* What you will do:
From the entries below, pull out each line where "name" appears.

* Task input:
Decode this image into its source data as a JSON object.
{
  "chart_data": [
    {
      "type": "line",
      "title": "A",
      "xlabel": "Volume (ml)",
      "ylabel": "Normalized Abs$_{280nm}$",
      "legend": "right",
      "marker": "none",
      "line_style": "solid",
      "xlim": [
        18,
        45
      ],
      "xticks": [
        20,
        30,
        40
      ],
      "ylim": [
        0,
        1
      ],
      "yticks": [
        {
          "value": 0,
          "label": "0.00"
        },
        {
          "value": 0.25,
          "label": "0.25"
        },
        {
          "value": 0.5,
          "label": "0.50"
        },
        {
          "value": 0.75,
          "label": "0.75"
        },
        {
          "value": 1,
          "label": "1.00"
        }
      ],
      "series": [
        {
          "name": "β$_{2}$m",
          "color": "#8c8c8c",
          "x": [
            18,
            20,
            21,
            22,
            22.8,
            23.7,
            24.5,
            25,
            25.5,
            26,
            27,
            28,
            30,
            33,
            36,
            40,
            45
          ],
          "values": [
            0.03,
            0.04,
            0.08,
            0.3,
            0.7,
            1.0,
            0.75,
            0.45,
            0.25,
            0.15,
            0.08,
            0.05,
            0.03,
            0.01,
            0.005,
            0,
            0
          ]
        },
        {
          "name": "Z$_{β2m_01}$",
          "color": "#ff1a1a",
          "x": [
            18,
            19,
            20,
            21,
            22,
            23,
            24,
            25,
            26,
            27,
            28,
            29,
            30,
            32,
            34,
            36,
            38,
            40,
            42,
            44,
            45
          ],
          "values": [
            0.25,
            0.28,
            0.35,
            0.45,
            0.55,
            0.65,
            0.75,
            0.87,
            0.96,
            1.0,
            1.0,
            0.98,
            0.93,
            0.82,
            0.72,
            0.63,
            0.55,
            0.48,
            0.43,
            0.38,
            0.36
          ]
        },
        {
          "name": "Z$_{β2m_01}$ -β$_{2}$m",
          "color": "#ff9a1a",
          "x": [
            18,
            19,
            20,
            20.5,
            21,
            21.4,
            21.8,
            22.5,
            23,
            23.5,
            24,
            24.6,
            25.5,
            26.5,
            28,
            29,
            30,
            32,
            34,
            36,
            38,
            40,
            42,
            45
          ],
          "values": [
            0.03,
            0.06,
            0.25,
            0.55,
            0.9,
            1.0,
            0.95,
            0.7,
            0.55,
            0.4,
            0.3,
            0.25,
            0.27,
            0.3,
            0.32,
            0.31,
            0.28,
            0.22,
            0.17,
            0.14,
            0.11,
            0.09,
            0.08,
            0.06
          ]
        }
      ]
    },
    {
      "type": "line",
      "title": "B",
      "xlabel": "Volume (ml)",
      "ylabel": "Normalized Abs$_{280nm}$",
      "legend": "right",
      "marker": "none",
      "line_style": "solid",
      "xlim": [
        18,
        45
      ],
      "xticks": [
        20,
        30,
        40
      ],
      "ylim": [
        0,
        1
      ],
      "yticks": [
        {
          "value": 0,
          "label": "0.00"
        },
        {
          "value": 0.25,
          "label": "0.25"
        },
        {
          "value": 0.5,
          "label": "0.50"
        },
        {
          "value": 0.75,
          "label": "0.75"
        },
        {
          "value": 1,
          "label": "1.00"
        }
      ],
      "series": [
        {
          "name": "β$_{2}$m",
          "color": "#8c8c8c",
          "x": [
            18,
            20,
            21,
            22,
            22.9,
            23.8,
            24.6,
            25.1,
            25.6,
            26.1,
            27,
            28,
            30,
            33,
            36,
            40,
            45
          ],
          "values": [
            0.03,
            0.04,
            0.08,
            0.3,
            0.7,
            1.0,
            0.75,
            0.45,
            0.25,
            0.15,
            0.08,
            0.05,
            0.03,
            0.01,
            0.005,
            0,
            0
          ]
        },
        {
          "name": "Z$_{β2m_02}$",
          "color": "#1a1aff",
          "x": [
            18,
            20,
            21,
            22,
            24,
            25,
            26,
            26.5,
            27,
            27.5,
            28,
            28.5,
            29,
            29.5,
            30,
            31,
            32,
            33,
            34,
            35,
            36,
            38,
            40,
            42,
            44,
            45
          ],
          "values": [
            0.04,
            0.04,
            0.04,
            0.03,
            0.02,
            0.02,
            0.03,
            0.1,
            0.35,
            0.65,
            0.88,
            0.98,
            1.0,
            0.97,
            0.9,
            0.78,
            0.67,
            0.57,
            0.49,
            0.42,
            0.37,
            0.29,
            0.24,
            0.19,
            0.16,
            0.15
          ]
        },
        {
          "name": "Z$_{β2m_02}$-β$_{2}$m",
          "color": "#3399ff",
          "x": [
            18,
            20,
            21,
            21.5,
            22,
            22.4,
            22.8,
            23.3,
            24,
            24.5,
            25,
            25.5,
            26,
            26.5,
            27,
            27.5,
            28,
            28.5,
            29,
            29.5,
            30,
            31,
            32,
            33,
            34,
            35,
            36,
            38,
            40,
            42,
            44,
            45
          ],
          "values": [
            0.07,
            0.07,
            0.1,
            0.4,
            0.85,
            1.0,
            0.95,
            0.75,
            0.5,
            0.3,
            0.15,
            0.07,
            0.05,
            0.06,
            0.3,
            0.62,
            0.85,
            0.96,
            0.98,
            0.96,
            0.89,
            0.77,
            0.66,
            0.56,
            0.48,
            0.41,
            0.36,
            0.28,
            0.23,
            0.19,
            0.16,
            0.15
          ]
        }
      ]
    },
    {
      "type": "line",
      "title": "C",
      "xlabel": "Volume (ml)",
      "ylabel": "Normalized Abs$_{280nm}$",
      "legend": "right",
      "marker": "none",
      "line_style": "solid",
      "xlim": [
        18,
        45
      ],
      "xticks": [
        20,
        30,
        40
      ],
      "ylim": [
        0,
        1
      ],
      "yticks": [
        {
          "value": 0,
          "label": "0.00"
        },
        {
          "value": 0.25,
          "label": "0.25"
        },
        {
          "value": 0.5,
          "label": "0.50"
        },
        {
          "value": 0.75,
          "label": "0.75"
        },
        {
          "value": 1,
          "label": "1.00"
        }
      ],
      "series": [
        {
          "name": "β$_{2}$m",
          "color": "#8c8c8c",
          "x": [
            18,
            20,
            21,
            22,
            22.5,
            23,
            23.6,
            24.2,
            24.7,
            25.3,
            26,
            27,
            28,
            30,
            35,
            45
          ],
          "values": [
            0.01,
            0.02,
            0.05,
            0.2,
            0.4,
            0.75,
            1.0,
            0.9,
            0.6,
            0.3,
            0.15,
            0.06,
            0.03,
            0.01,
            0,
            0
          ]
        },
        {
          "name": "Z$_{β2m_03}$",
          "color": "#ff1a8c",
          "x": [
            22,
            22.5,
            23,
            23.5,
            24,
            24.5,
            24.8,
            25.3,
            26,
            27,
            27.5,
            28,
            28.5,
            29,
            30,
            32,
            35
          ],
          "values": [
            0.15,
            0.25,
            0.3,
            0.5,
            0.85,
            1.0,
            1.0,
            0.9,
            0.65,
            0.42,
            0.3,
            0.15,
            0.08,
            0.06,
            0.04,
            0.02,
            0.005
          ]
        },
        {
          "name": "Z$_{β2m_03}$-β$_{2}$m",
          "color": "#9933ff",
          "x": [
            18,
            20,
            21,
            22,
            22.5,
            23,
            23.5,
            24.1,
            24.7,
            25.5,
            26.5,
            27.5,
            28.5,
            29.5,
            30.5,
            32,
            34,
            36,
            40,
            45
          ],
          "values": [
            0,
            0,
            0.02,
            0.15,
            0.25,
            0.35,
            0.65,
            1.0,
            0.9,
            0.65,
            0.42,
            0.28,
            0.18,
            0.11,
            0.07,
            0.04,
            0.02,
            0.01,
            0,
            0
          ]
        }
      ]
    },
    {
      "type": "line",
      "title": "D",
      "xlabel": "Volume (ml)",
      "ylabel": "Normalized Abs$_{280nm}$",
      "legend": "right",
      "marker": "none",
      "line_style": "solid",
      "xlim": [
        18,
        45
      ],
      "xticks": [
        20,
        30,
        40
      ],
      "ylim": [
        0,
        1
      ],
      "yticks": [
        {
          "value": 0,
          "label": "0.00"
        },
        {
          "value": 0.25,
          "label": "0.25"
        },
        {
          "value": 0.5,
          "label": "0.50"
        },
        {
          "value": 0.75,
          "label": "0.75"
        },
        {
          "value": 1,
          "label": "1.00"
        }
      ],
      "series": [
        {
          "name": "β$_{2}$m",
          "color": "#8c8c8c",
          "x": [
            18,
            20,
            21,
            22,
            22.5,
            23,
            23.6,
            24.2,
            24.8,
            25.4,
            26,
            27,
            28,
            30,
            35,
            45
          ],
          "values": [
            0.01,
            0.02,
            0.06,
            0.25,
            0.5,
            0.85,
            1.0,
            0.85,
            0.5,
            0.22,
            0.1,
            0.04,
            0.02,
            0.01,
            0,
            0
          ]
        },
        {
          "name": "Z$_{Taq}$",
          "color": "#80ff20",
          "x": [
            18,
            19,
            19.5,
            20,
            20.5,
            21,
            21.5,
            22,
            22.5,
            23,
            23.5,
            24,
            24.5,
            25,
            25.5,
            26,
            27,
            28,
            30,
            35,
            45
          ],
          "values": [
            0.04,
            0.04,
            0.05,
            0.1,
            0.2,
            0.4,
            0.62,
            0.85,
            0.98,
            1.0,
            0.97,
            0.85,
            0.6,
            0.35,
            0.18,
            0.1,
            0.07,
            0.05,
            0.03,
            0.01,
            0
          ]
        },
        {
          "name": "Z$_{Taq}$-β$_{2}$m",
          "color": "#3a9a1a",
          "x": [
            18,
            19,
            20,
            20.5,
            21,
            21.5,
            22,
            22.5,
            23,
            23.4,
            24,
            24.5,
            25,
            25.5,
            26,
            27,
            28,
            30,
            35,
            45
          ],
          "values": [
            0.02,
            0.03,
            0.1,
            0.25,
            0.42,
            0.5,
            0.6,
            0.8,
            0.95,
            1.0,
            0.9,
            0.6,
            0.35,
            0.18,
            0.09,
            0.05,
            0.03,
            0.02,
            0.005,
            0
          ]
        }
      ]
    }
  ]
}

* Result of the exercise:
          "name": "β$_{2}$m",
          "name": "Z$_{β2m_01}$",
          "name": "Z$_{β2m_01}$ -β$_{2}$m",
          "name": "β$_{2}$m",
          "name": "Z$_{β2m_02}$",
          "name": "Z$_{β2m_02}$-β$_{2}$m",
          "name": "β$_{2}$m",
          "name": "Z$_{β2m_03}$",
          "name": "Z$_{β2m_03}$-β$_{2}$m",
          "name": "β$_{2}$m",
          "name": "Z$_{Taq}$",
          "name": "Z$_{Taq}$-β$_{2}$m",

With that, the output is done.